Supplied data:
-------------------------
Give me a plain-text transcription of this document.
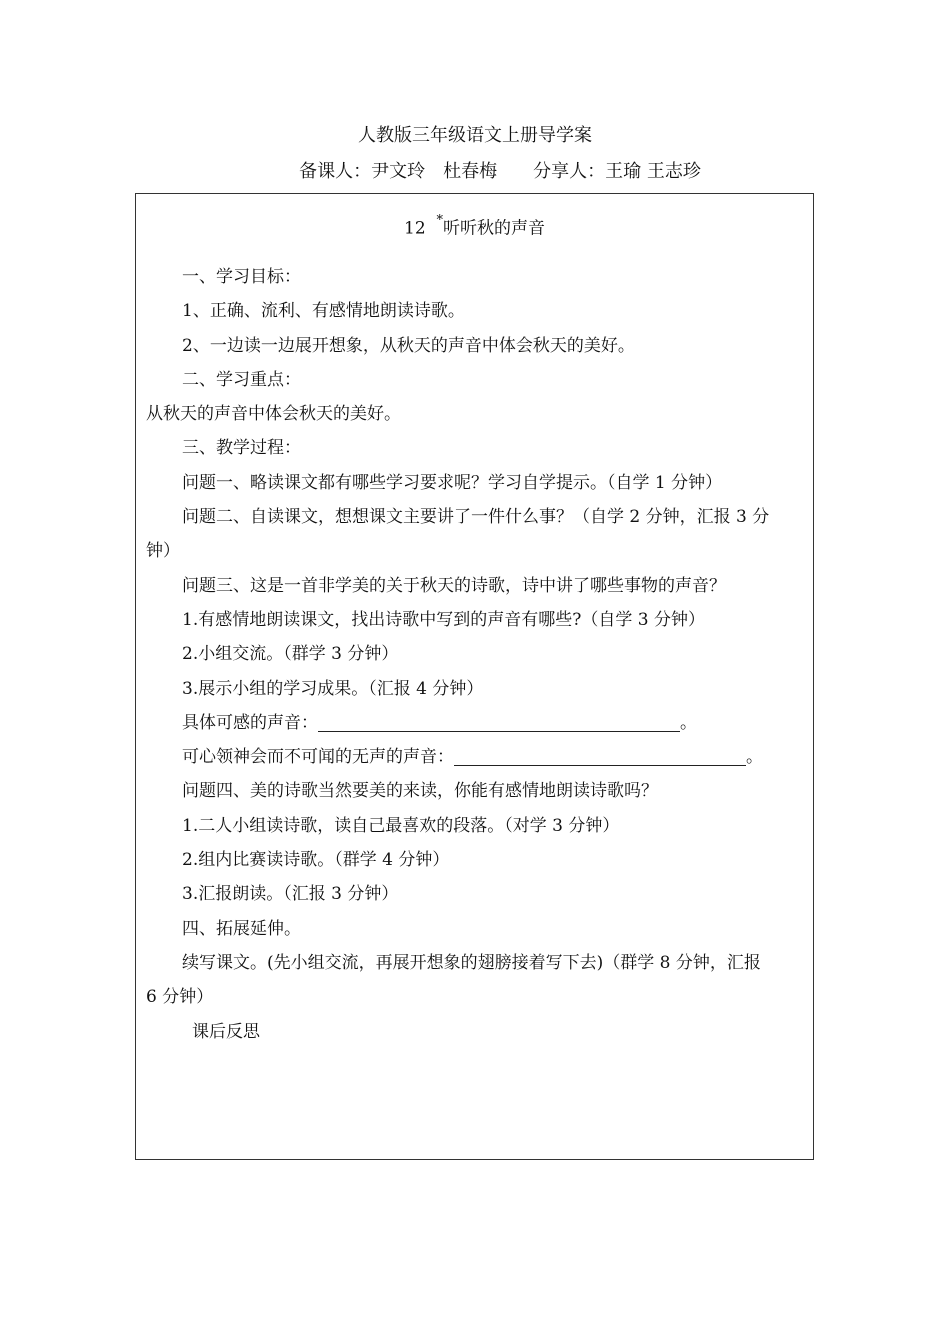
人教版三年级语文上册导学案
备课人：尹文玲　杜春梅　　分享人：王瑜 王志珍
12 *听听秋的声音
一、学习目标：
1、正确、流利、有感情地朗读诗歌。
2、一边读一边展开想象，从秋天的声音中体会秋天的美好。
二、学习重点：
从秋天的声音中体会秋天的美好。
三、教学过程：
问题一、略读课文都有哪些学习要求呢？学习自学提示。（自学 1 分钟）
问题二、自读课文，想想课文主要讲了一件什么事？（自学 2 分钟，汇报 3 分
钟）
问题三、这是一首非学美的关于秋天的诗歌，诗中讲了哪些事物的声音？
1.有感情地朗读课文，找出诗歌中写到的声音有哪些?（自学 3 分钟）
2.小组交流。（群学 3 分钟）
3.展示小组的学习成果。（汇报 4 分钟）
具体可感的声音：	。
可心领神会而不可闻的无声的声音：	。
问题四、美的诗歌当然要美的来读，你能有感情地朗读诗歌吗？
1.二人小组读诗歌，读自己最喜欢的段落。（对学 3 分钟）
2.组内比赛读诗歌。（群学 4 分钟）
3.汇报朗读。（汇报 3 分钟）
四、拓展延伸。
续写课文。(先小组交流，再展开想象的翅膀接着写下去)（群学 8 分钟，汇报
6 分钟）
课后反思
-------------------------
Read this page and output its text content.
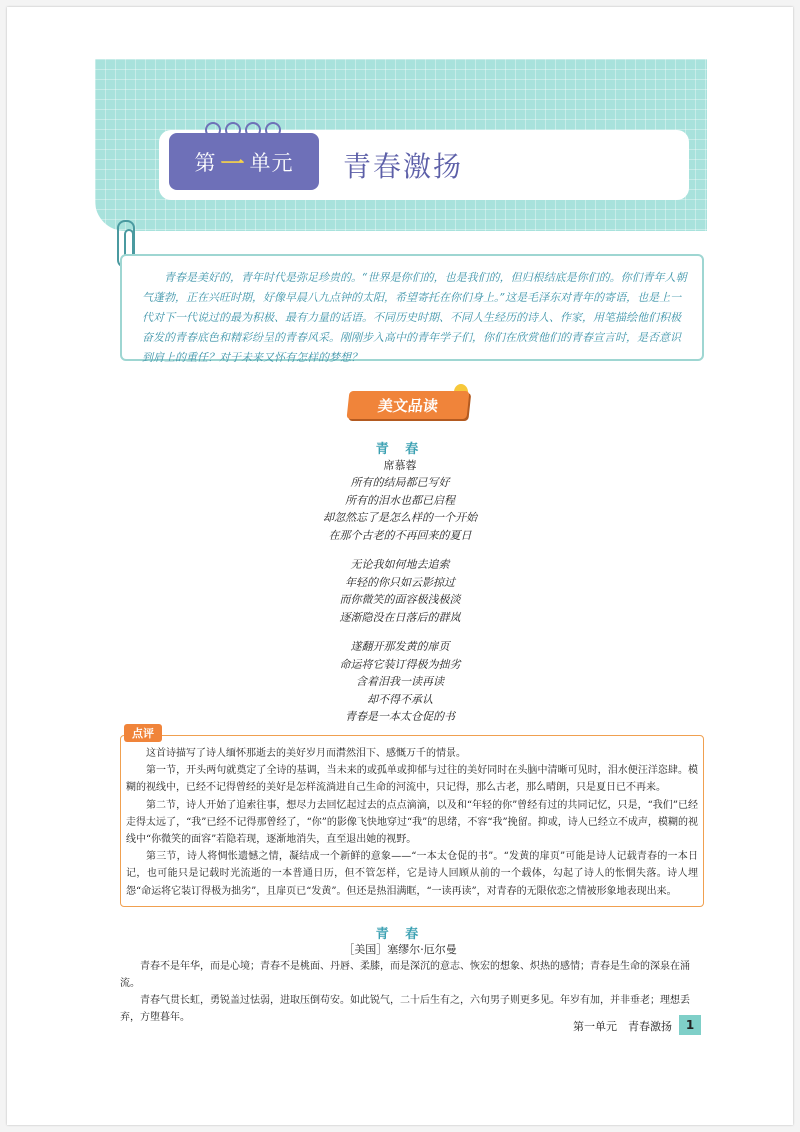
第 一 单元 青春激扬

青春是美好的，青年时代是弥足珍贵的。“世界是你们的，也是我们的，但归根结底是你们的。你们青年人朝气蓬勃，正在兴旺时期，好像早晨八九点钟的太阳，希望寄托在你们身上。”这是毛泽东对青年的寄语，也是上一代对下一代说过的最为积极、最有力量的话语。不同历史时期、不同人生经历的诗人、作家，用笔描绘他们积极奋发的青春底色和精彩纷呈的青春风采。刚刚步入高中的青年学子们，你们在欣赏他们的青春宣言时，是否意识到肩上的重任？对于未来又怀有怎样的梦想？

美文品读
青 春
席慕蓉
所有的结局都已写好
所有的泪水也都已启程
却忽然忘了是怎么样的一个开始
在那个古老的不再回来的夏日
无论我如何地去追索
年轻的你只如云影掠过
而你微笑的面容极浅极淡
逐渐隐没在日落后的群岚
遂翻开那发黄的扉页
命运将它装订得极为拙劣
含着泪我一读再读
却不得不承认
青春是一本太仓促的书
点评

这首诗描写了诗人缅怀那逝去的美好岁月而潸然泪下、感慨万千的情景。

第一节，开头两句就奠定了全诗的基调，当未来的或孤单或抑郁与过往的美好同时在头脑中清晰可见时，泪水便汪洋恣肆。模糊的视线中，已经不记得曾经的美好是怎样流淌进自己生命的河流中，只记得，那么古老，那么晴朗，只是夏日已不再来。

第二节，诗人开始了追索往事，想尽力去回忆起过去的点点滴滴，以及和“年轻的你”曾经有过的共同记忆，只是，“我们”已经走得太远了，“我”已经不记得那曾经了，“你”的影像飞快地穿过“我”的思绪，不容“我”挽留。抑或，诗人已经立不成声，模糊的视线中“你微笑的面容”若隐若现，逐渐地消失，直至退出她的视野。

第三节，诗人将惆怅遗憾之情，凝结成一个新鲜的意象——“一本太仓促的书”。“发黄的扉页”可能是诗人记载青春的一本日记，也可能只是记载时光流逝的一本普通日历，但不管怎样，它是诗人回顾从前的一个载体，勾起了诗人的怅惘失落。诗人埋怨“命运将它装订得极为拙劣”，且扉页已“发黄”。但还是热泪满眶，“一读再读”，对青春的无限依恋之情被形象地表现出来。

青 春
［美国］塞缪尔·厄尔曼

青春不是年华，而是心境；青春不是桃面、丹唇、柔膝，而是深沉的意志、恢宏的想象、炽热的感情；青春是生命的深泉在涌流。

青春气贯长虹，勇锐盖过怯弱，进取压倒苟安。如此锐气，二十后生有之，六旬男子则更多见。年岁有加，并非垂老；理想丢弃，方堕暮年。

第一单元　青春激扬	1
-------------------------
Task prompt:
Give the number of lines above in which the word "模糊的视线中" occurs, with nothing else.

Task answer:
2